----- Data for this exercise
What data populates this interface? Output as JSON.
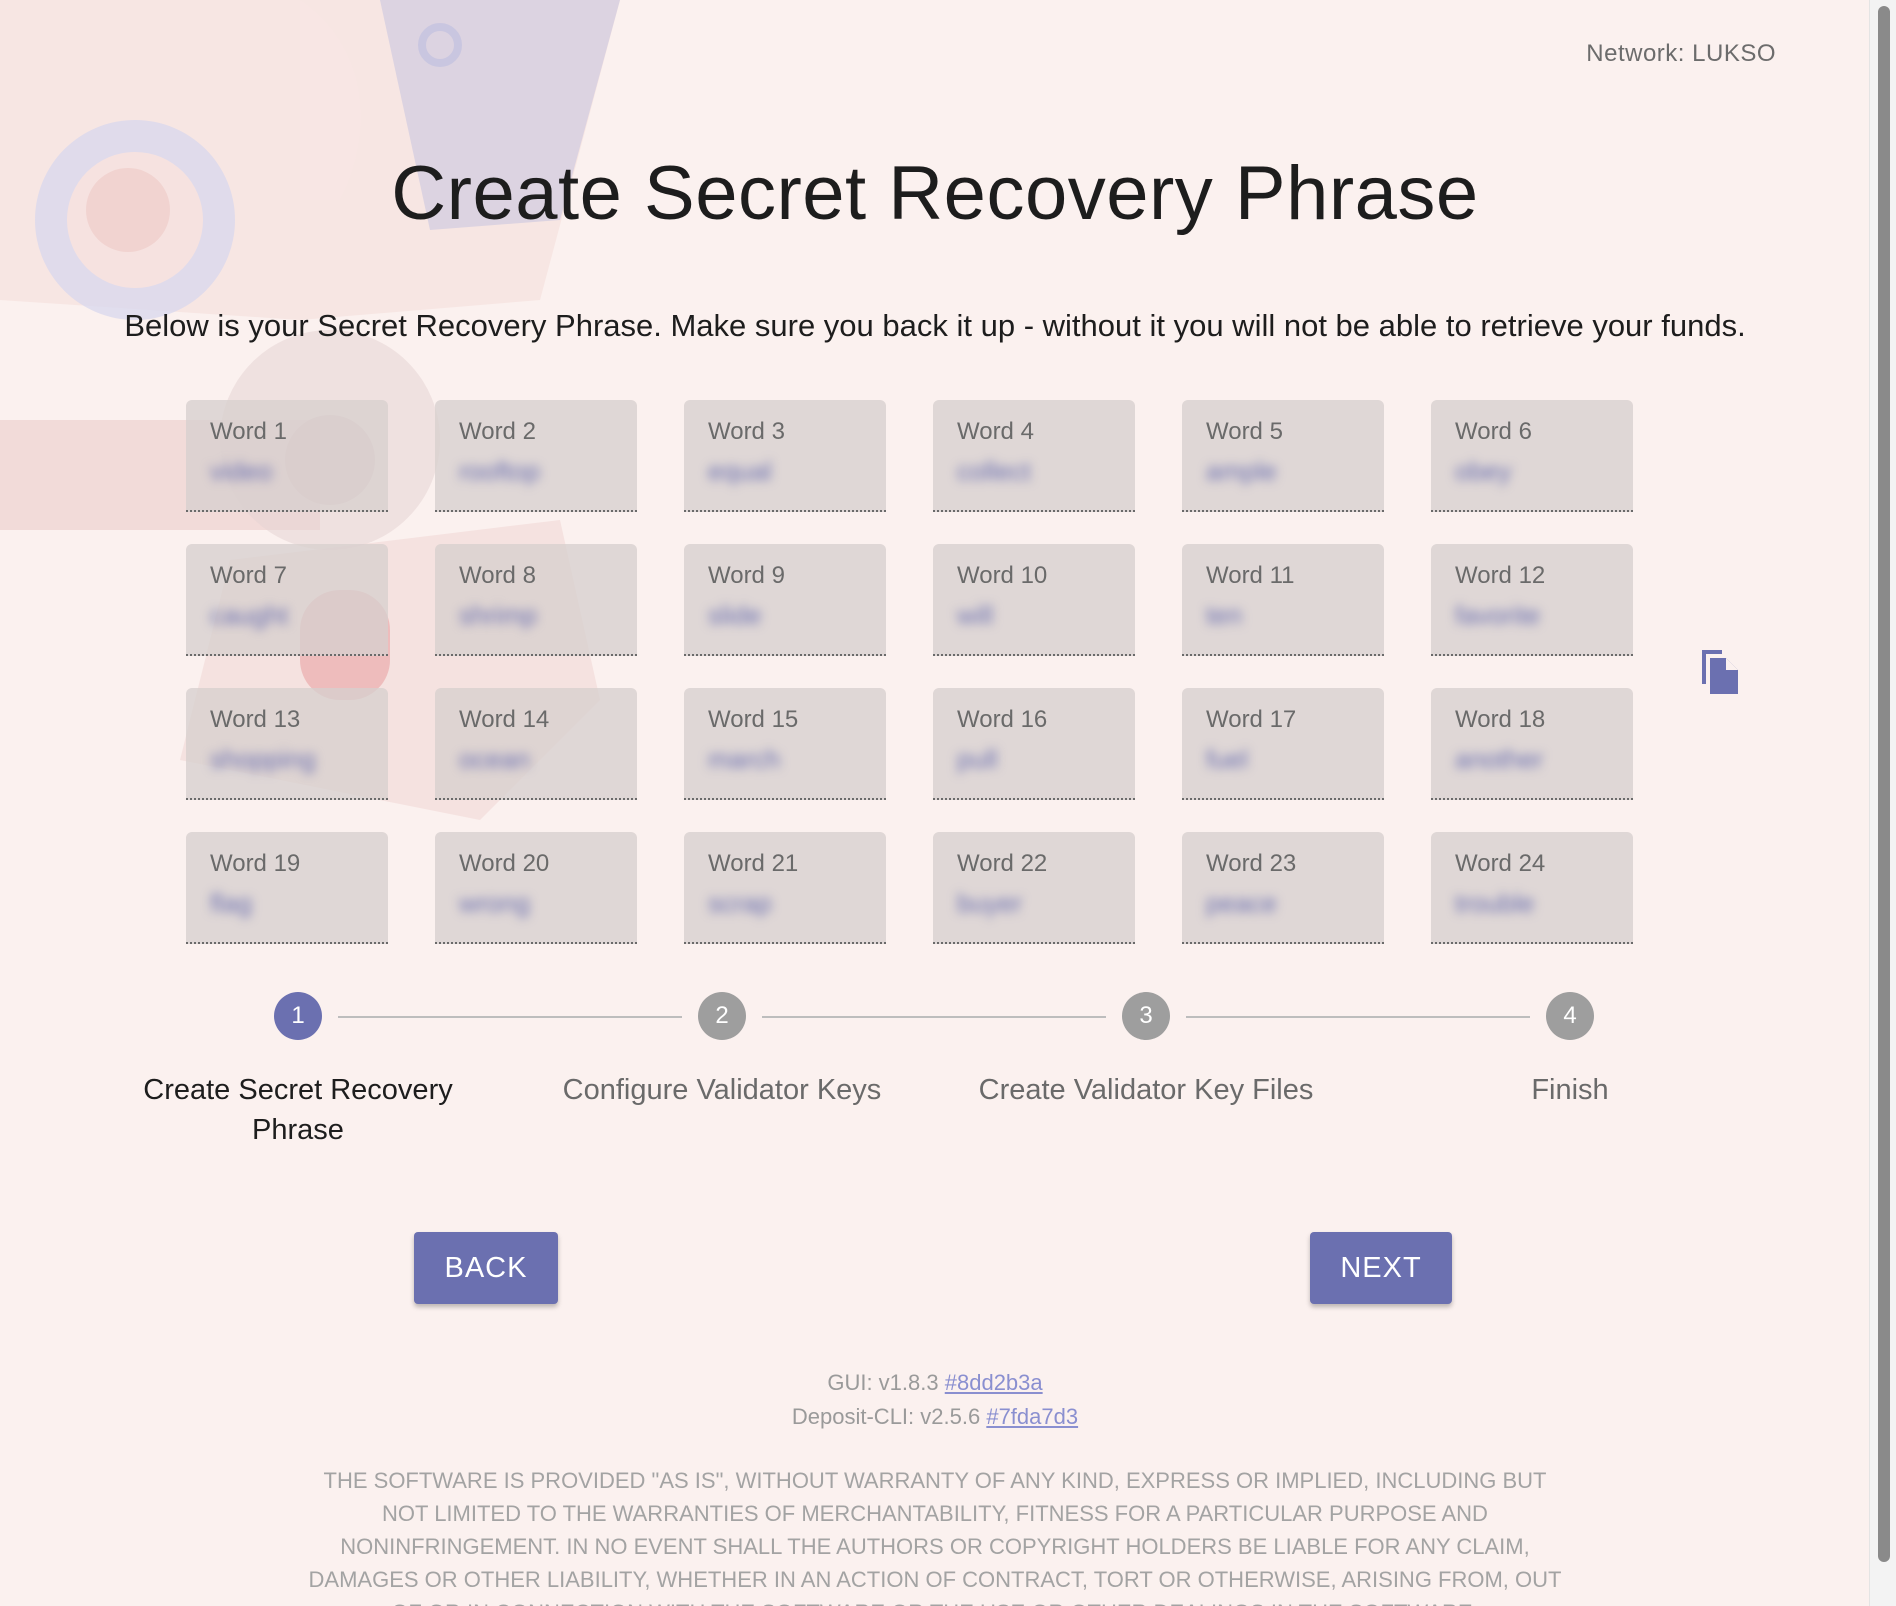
{
  "header": {
    "network_label": "Network: LUKSO"
  },
  "main": {
    "title": "Create Secret Recovery Phrase",
    "subtitle": "Below is your Secret Recovery Phrase. Make sure you back it up - without it you will not be able to retrieve your funds."
  },
  "words": [
    {
      "label": "Word 1",
      "value": "video"
    },
    {
      "label": "Word 2",
      "value": "rooftop"
    },
    {
      "label": "Word 3",
      "value": "equal"
    },
    {
      "label": "Word 4",
      "value": "collect"
    },
    {
      "label": "Word 5",
      "value": "ample"
    },
    {
      "label": "Word 6",
      "value": "obey"
    },
    {
      "label": "Word 7",
      "value": "caught"
    },
    {
      "label": "Word 8",
      "value": "shrimp"
    },
    {
      "label": "Word 9",
      "value": "slide"
    },
    {
      "label": "Word 10",
      "value": "will"
    },
    {
      "label": "Word 11",
      "value": "ten"
    },
    {
      "label": "Word 12",
      "value": "favorite"
    },
    {
      "label": "Word 13",
      "value": "shopping"
    },
    {
      "label": "Word 14",
      "value": "ocean"
    },
    {
      "label": "Word 15",
      "value": "march"
    },
    {
      "label": "Word 16",
      "value": "pull"
    },
    {
      "label": "Word 17",
      "value": "fuel"
    },
    {
      "label": "Word 18",
      "value": "another"
    },
    {
      "label": "Word 19",
      "value": "flag"
    },
    {
      "label": "Word 20",
      "value": "wrong"
    },
    {
      "label": "Word 21",
      "value": "scrap"
    },
    {
      "label": "Word 22",
      "value": "buyer"
    },
    {
      "label": "Word 23",
      "value": "peace"
    },
    {
      "label": "Word 24",
      "value": "trouble"
    }
  ],
  "copy_icon": "copy-icon",
  "stepper": {
    "steps": [
      {
        "number": "1",
        "label": "Create Secret Recovery Phrase",
        "active": true
      },
      {
        "number": "2",
        "label": "Configure Validator Keys",
        "active": false
      },
      {
        "number": "3",
        "label": "Create Validator Key Files",
        "active": false
      },
      {
        "number": "4",
        "label": "Finish",
        "active": false
      }
    ]
  },
  "buttons": {
    "back_label": "BACK",
    "next_label": "NEXT"
  },
  "footer": {
    "gui_label": "GUI: v1.8.3",
    "gui_hash": "#8dd2b3a",
    "cli_label": "Deposit-CLI: v2.5.6",
    "cli_hash": "#7fda7d3",
    "license": "THE SOFTWARE IS PROVIDED \"AS IS\", WITHOUT WARRANTY OF ANY KIND, EXPRESS OR IMPLIED, INCLUDING BUT NOT LIMITED TO THE WARRANTIES OF MERCHANTABILITY, FITNESS FOR A PARTICULAR PURPOSE AND NONINFRINGEMENT. IN NO EVENT SHALL THE AUTHORS OR COPYRIGHT HOLDERS BE LIABLE FOR ANY CLAIM, DAMAGES OR OTHER LIABILITY, WHETHER IN AN ACTION OF CONTRACT, TORT OR OTHERWISE, ARISING FROM, OUT OF OR IN CONNECTION WITH THE SOFTWARE OR THE USE OR OTHER DEALINGS IN THE SOFTWARE."
  },
  "colors": {
    "accent": "#6b70b0",
    "background": "#fbf1ef",
    "inactive_step": "#9e9e9e"
  }
}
----------
Aim: Write out the data precisely as given, excluding the pictures.

Result:
What data populates this interface? Output as JSON.
{
  "header": {
    "network_label": "Network: LUKSO"
  },
  "main": {
    "title": "Create Secret Recovery Phrase",
    "subtitle": "Below is your Secret Recovery Phrase. Make sure you back it up - without it you will not be able to retrieve your funds."
  },
  "words": [
    {
      "label": "Word 1",
      "value": "video"
    },
    {
      "label": "Word 2",
      "value": "rooftop"
    },
    {
      "label": "Word 3",
      "value": "equal"
    },
    {
      "label": "Word 4",
      "value": "collect"
    },
    {
      "label": "Word 5",
      "value": "ample"
    },
    {
      "label": "Word 6",
      "value": "obey"
    },
    {
      "label": "Word 7",
      "value": "caught"
    },
    {
      "label": "Word 8",
      "value": "shrimp"
    },
    {
      "label": "Word 9",
      "value": "slide"
    },
    {
      "label": "Word 10",
      "value": "will"
    },
    {
      "label": "Word 11",
      "value": "ten"
    },
    {
      "label": "Word 12",
      "value": "favorite"
    },
    {
      "label": "Word 13",
      "value": "shopping"
    },
    {
      "label": "Word 14",
      "value": "ocean"
    },
    {
      "label": "Word 15",
      "value": "march"
    },
    {
      "label": "Word 16",
      "value": "pull"
    },
    {
      "label": "Word 17",
      "value": "fuel"
    },
    {
      "label": "Word 18",
      "value": "another"
    },
    {
      "label": "Word 19",
      "value": "flag"
    },
    {
      "label": "Word 20",
      "value": "wrong"
    },
    {
      "label": "Word 21",
      "value": "scrap"
    },
    {
      "label": "Word 22",
      "value": "buyer"
    },
    {
      "label": "Word 23",
      "value": "peace"
    },
    {
      "label": "Word 24",
      "value": "trouble"
    }
  ],
  "copy_icon": "copy-icon",
  "stepper": {
    "steps": [
      {
        "number": "1",
        "label": "Create Secret Recovery Phrase",
        "active": true
      },
      {
        "number": "2",
        "label": "Configure Validator Keys",
        "active": false
      },
      {
        "number": "3",
        "label": "Create Validator Key Files",
        "active": false
      },
      {
        "number": "4",
        "label": "Finish",
        "active": false
      }
    ]
  },
  "buttons": {
    "back_label": "BACK",
    "next_label": "NEXT"
  },
  "footer": {
    "gui_label": "GUI: v1.8.3",
    "gui_hash": "#8dd2b3a",
    "cli_label": "Deposit-CLI: v2.5.6",
    "cli_hash": "#7fda7d3",
    "license": "THE SOFTWARE IS PROVIDED \"AS IS\", WITHOUT WARRANTY OF ANY KIND, EXPRESS OR IMPLIED, INCLUDING BUT NOT LIMITED TO THE WARRANTIES OF MERCHANTABILITY, FITNESS FOR A PARTICULAR PURPOSE AND NONINFRINGEMENT. IN NO EVENT SHALL THE AUTHORS OR COPYRIGHT HOLDERS BE LIABLE FOR ANY CLAIM, DAMAGES OR OTHER LIABILITY, WHETHER IN AN ACTION OF CONTRACT, TORT OR OTHERWISE, ARISING FROM, OUT OF OR IN CONNECTION WITH THE SOFTWARE OR THE USE OR OTHER DEALINGS IN THE SOFTWARE."
  },
  "colors": {
    "accent": "#6b70b0",
    "background": "#fbf1ef",
    "inactive_step": "#9e9e9e"
  }
}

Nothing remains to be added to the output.